= Stated exercise =
Reproduce all of the data word for word.

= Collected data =
START

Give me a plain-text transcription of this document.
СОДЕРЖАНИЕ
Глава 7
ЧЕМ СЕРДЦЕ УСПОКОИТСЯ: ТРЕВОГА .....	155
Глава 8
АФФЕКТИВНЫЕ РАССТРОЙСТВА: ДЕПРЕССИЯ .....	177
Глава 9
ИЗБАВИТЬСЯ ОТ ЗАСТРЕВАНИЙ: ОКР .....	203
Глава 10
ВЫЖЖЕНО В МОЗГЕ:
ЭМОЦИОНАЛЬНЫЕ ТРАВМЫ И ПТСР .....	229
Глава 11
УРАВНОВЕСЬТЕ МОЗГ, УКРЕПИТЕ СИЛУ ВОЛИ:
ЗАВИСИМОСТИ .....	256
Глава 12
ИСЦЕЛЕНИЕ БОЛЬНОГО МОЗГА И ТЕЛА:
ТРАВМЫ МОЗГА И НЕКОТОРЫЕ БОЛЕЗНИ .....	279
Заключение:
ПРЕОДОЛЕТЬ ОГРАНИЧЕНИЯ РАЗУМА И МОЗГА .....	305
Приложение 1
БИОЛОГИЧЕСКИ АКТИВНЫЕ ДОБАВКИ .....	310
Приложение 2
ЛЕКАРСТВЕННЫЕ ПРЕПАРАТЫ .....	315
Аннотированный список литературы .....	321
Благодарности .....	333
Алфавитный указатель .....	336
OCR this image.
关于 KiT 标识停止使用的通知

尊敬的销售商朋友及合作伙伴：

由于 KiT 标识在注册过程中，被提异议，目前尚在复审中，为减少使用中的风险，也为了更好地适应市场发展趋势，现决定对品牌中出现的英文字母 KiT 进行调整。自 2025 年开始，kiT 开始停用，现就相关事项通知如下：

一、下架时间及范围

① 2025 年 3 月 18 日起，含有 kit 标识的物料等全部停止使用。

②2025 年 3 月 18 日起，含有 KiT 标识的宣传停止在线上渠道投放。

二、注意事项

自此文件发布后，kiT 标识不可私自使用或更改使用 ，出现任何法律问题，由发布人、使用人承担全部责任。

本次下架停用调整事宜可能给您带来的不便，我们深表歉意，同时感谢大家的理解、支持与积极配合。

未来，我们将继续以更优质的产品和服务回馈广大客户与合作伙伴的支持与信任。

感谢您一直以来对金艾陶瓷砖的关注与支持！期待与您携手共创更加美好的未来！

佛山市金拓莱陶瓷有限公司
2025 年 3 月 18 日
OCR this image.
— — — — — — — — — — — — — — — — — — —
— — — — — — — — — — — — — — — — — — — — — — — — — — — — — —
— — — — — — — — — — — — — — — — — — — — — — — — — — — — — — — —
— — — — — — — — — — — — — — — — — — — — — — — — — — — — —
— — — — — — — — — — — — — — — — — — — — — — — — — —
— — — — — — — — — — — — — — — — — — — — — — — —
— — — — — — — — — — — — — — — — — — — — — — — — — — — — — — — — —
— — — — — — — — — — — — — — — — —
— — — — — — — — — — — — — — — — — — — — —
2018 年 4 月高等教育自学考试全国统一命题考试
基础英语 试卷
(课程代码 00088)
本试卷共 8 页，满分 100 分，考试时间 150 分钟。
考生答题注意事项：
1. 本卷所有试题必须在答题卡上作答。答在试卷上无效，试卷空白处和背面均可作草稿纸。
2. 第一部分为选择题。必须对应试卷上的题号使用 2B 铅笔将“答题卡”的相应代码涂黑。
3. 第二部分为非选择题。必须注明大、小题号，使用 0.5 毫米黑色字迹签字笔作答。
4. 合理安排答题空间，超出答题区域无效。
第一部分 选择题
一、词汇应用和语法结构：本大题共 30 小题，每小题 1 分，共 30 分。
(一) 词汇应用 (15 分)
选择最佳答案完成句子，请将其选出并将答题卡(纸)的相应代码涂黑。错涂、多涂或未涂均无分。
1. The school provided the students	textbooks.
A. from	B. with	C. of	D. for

END

= Task solution =
Give me a plain-text transcription of this document.
СОДЕРЖАНИЕ
Глава 7
ЧЕМ СЕРДЦЕ УСПОКОИТСЯ: ТРЕВОГА .....	155
Глава 8
АФФЕКТИВНЫЕ РАССТРОЙСТВА: ДЕПРЕССИЯ .....	177
Глава 9
ИЗБАВИТЬСЯ ОТ ЗАСТРЕВАНИЙ: ОКР .....	203
Глава 10
ВЫЖЖЕНО В МОЗГЕ:
ЭМОЦИОНАЛЬНЫЕ ТРАВМЫ И ПТСР .....	229
Глава 11
УРАВНОВЕСЬТЕ МОЗГ, УКРЕПИТЕ СИЛУ ВОЛИ:
ЗАВИСИМОСТИ .....	256
Глава 12
ИСЦЕЛЕНИЕ БОЛЬНОГО МОЗГА И ТЕЛА:
ТРАВМЫ МОЗГА И НЕКОТОРЫЕ БОЛЕЗНИ .....	279
Заключение:
ПРЕОДОЛЕТЬ ОГРАНИЧЕНИЯ РАЗУМА И МОЗГА .....	305
Приложение 1
БИОЛОГИЧЕСКИ АКТИВНЫЕ ДОБАВКИ .....	310
Приложение 2
ЛЕКАРСТВЕННЫЕ ПРЕПАРАТЫ .....	315
Аннотированный список литературы .....	321
Благодарности .....	333
Алфавитный указатель .....	336
OCR this image.
关于 KiT 标识停止使用的通知

尊敬的销售商朋友及合作伙伴：

由于 KiT 标识在注册过程中，被提异议，目前尚在复审中，为减少使用中的风险，也为了更好地适应市场发展趋势，现决定对品牌中出现的英文字母 KiT 进行调整。自 2025 年开始，kiT 开始停用，现就相关事项通知如下：

一、下架时间及范围

① 2025 年 3 月 18 日起，含有 kit 标识的物料等全部停止使用。

②2025 年 3 月 18 日起，含有 KiT 标识的宣传停止在线上渠道投放。

二、注意事项

自此文件发布后，kiT 标识不可私自使用或更改使用 ，出现任何法律问题，由发布人、使用人承担全部责任。

本次下架停用调整事宜可能给您带来的不便，我们深表歉意，同时感谢大家的理解、支持与积极配合。

未来，我们将继续以更优质的产品和服务回馈广大客户与合作伙伴的支持与信任。

感谢您一直以来对金艾陶瓷砖的关注与支持！期待与您携手共创更加美好的未来！

佛山市金拓莱陶瓷有限公司
2025 年 3 月 18 日
OCR this image.
— — — — — — — — — — — — — — — — — — —
— — — — — — — — — — — — — — — — — — — — — — — — — — — — — —
— — — — — — — — — — — — — — — — — — — — — — — — — — — — — — — —
— — — — — — — — — — — — — — — — — — — — — — — — — — — — —
— — — — — — — — — — — — — — — — — — — — — — — — — —
— — — — — — — — — — — — — — — — — — — — — — — —
— — — — — — — — — — — — — — — — — — — — — — — — — — — — — — — — —
— — — — — — — — — — — — — — — — —
— — — — — — — — — — — — — — — — — — — — —
2018 年 4 月高等教育自学考试全国统一命题考试
基础英语 试卷
(课程代码 00088)
本试卷共 8 页，满分 100 分，考试时间 150 分钟。
考生答题注意事项：
1. 本卷所有试题必须在答题卡上作答。答在试卷上无效，试卷空白处和背面均可作草稿纸。
2. 第一部分为选择题。必须对应试卷上的题号使用 2B 铅笔将“答题卡”的相应代码涂黑。
3. 第二部分为非选择题。必须注明大、小题号，使用 0.5 毫米黑色字迹签字笔作答。
4. 合理安排答题空间，超出答题区域无效。
第一部分 选择题
一、词汇应用和语法结构：本大题共 30 小题，每小题 1 分，共 30 分。
(一) 词汇应用 (15 分)
选择最佳答案完成句子，请将其选出并将答题卡(纸)的相应代码涂黑。错涂、多涂或未涂均无分。
1. The school provided the students	textbooks.
A. from	B. with	C. of	D. for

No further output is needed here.